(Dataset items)

────

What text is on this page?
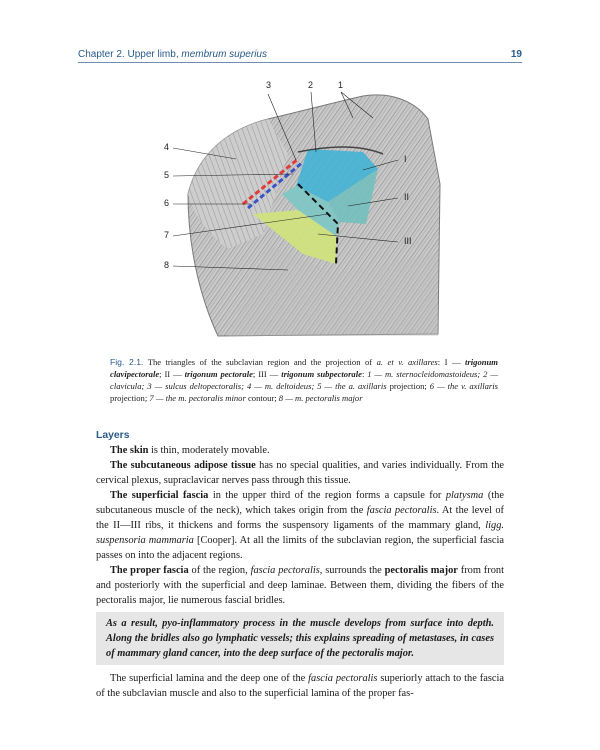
Chapter 2. Upper limb, membrum superius	19
3	2	1
4
5
6
7
8
I
II
III
Fig. 2.1. The triangles of the subclavian region and the projection of a. et v. axillares: I — trigonum clavipectorale; II — trigonum pectorale; III — trigonum subpectorale: 1 — m. sternocleidomastoideus; 2 — clavicula; 3 — sulcus deltopectoralis; 4 — m. deltoideus; 5 — the a. axillaris projection; 6 — the v. axillaris projection; 7 — the m. pectoralis minor contour; 8 — m. pectoralis major
Layers

The skin is thin, moderately movable.

The subcutaneous adipose tissue has no special qualities, and varies individually. From the cervical plexus, supraclavicar nerves pass through this tissue.

The superficial fascia in the upper third of the region forms a capsule for platysma (the subcutaneous muscle of the neck), which takes origin from the fascia pectoralis. At the level of the II—III ribs, it thickens and forms the suspensory ligaments of the mammary gland, ligg. suspensoria mammaria [Cooper]. At all the limits of the subclavian region, the superficial fascia passes on into the adjacent regions.

The proper fascia of the region, fascia pectoralis, surrounds the pectoralis major from front and posteriorly with the superficial and deep laminae. Between them, dividing the fibers of the pectoralis major, lie numerous fascial bridles.

As a result, pyo-inflammatory process in the muscle develops from surface into depth. Along the bridles also go lymphatic vessels; this explains spreading of metastases, in cases of mammary gland cancer, into the deep surface of the pectoralis major.

The superficial lamina and the deep one of the fascia pectoralis superiorly attach to the fascia of the subclavian muscle and also to the superficial lamina of the proper fas-
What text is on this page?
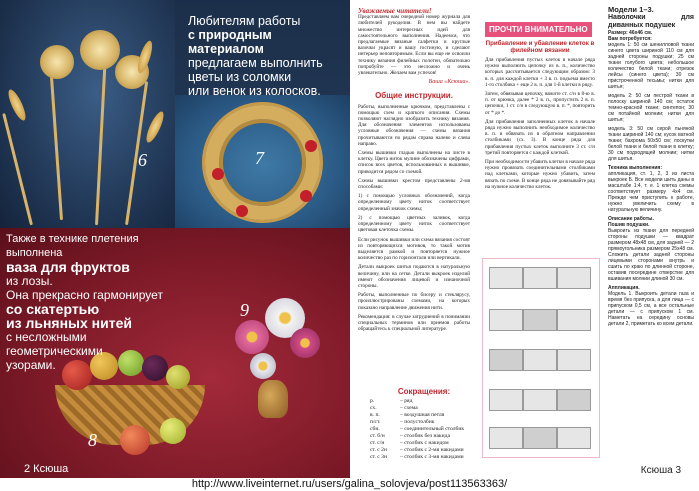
Любителям работы
с природным материалом
предлагаем выполнить
цветы из соломки
или венок из колосков.
Также в технике плетения выполнена
ваза для фруктов
из лозы.
Она прекрасно гармонирует
со скатертью
из льняных нитей
с несложными
геометрическими
узорами.
6	7
8
9
2 Ксюша
Уважаемые читатели!

Представляем вам очередной номер журнала для любителей рукоделия. В нем вы найдете множество интересных идей для самостоятельного выполнения. Надеемся, что предлагаемые вязаные салфетки и круглые вазочки украсят и вашу гостиную, и сделают интерьер неповторимым. Если вы еще не освоили технику вязания филейных полотен, обязательно попробуйте — это несложно и очень увлекательно. Желаем вам успехов!

Ваша «Ксюша».
Общие инструкции.

Работы, выполненные крючком, представлены с помощью схем и краткого описания. Схемы позволяют наглядно изобразить технику вязания. Для обозначения элементов использованы условные обозначения — схемы вязания прочитываются по рядам справа налево и слева направо.

Схемы вышивки гладью выполнены на листе в клетку. Цвета ниток мулине обозначены цифрами, список всех цветов, использованных в вышивке, приводится рядом со схемой.

Схемы вышивки крестом представлены 2-мя способами:

1) с помощью условных обозначений, когда определенному цвету ниток соответствует определенный значок схемы;

2) с помощью цветных заливок, когда определенному цвету ниток соответствует цветовая клеточка схемы.

Если рисунок вышивки или схема вязания состоят из повторяющихся мотивов, то такой мотив выделяется рамкой и повторяется нужное количество раз по горизонтали или вертикали.

Детали выкроек шитья подаются в натуральную величину, или на сетке. Детали выкроек изделий имеют обозначения лицевой и изнаночной стороны.

Работы, выполненные по бисеру и стеклярусу, проиллюстрированы схемами, на которых показано направление движения нити.

Рекомендация: в случае затруднений в понимании специальных терминов или приемов работы обращайтесь к специальной литературе.

Сокращения:
р.	– ряд
сх.	– схема
в. п.	– воздушная петля
п/ст.	– полустолбик
сбн.	– соединительный столбик
ст. б/н	– столбик без накида
ст. с/н	– столбик с накидом
ст. с 2н	– столбик с 2-мя накидами
ст. с 3н	– столбик с 3-мя накидами
ПРОЧТИ ВНИМАТЕЛЬНО
Прибавление и убавление клеток в филейном вязании

Для прибавления пустых клеток в начале ряда нужно выполнить цепочку из в. п., количество которых рассчитывается следующим образом: 3 в. п. для каждой клетки + 3 в. п. подъема вместо 1-го столбика + еще 2 в. п. для 1-й клетки в ряду.

Затем, обвязывая цепочку, вяжите ст. с/н в 8-ю в. п. от крючка, далее * 2 в. п., пропустить 2 в. п. цепочки, 1 ст. с/н в следующую в. п. *, повторить от * до *.

Для прибавления заполненных клеток в начале ряда нужно выполнить необходимое количество в. п. и обвязать их в обратном направлении столбиками (сх. 3). В конце ряда для прибавления пустых клеток выполните 3 ст. с/н третий повторяется с каждой клеткой.

При необходимости убавить клетки в начале ряда нужно провязать соединительными столбиками над клетками, которые нужно убавить, затем вязать по схеме. В конце ряда не довязывайте ряд на нужное количество клеток.

Модели 1–3.
Наволочки для диванных подушек
Размер: 46х46 см.
Вам потребуется:

модель 1: 50 см шенилловой ткани синего цвета шириной 110 см для задней стороны подушки; 25 см ткани голубого цвета; небольшое количество белой ткани; отрезок лейсы (синего цвета); 30 см пристроченной тесьмы; нитки для шитья;

модель 2: 50 см пестрой ткани в полоску шириной 140 см; остаток темно-красной ткани; синтепон; 30 см потайной молнии; нитки для шитья;

модель 3: 50 см серой льняной ткани шириной 140 см; кусок ватной ткани; бахрома 50х50 см; лоскутки белой ткани и белой ткани в клетку; 30 см подходящей молнии; нитки для шитья.

Техника выполнения:

аппликация, ст. 1, 2, 3 из листа выкроек Б. Все модели шить даны в масштабе 1:4, т. е. 1 клетка схемы соответствует размеру 4х4 см. Прежде чем приступить к работе, нужно увеличить схему в натуральную величину.

Описание работы.
Пошив подушки.

Выкроить из ткани для передней стороны подушки — квадрат размером 48х48 см, для задней — 2 прямоугольника размером 25х48 см. Сложить детали задней стороны лицевыми сторонами внутрь и сшить по краю по длинной стороне, оставив посередине отверстие для вшивания молнии длиной 30 см.

Аппликация.

Модель 1. Выкроить детали газа и время без припуска, а для лица — с припуском 0,5 см, а все остальные детали — с припуском 1 см. Наметать на середину основы детали 2, приметать ко всем детали.

Ксюша 3
http://www.liveinternet.ru/users/galina_solovjeva/post113563363/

────

## To be done
Identify the lines of the data that contain the word "когда". Copy each of them.

## Problem solution
1) с помощью условных обозначений, когда определенному цвету ниток соответствует определенный значок схемы;
2) с помощью цветных заливок, когда определенному цвету ниток соответствует цветовая клеточка схемы.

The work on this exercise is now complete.